= Job =
Print the data that follows exactly.

Items from a data source
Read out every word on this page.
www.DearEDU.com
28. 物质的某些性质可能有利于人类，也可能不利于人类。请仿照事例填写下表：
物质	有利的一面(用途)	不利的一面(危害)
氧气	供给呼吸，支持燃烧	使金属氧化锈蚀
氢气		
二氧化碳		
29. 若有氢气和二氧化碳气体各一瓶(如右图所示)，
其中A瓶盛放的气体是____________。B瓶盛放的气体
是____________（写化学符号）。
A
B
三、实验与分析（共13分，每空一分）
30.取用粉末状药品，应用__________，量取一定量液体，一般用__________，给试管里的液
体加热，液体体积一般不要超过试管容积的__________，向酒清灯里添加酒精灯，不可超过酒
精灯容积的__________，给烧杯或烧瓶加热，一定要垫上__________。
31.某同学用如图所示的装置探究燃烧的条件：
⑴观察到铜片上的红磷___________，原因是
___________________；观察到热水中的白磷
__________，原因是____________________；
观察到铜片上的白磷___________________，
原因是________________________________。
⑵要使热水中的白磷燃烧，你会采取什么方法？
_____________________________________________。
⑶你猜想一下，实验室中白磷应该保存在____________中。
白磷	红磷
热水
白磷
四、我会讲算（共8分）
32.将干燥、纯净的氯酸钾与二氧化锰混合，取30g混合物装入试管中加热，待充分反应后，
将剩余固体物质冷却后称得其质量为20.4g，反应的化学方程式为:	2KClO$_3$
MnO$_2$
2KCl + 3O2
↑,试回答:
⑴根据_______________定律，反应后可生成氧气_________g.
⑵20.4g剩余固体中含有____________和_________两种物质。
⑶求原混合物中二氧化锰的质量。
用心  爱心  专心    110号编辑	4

= Solution to this problem =
Read out every word on this page.
www.DearEDU.com
28. 物质的某些性质可能有利于人类，也可能不利于人类。请仿照事例填写下表：
物质	有利的一面(用途)	不利的一面(危害)
氧气	供给呼吸，支持燃烧	使金属氧化锈蚀
氢气		
二氧化碳		
29. 若有氢气和二氧化碳气体各一瓶(如右图所示)，
其中A瓶盛放的气体是____________。B瓶盛放的气体
是____________（写化学符号）。
A
B
三、实验与分析（共13分，每空一分）
30.取用粉末状药品，应用__________，量取一定量液体，一般用__________，给试管里的液
体加热，液体体积一般不要超过试管容积的__________，向酒清灯里添加酒精灯，不可超过酒
精灯容积的__________，给烧杯或烧瓶加热，一定要垫上__________。
31.某同学用如图所示的装置探究燃烧的条件：
⑴观察到铜片上的红磷___________，原因是
___________________；观察到热水中的白磷
__________，原因是____________________；
观察到铜片上的白磷___________________，
原因是________________________________。
⑵要使热水中的白磷燃烧，你会采取什么方法？
_____________________________________________。
⑶你猜想一下，实验室中白磷应该保存在____________中。
白磷	红磷
热水
白磷
四、我会讲算（共8分）
32.将干燥、纯净的氯酸钾与二氧化锰混合，取30g混合物装入试管中加热，待充分反应后，
将剩余固体物质冷却后称得其质量为20.4g，反应的化学方程式为:	2KClO$_3$
MnO$_2$
2KCl + 3O2
↑,试回答:
⑴根据_______________定律，反应后可生成氧气_________g.
⑵20.4g剩余固体中含有____________和_________两种物质。
⑶求原混合物中二氧化锰的质量。
用心  爱心  专心    110号编辑	4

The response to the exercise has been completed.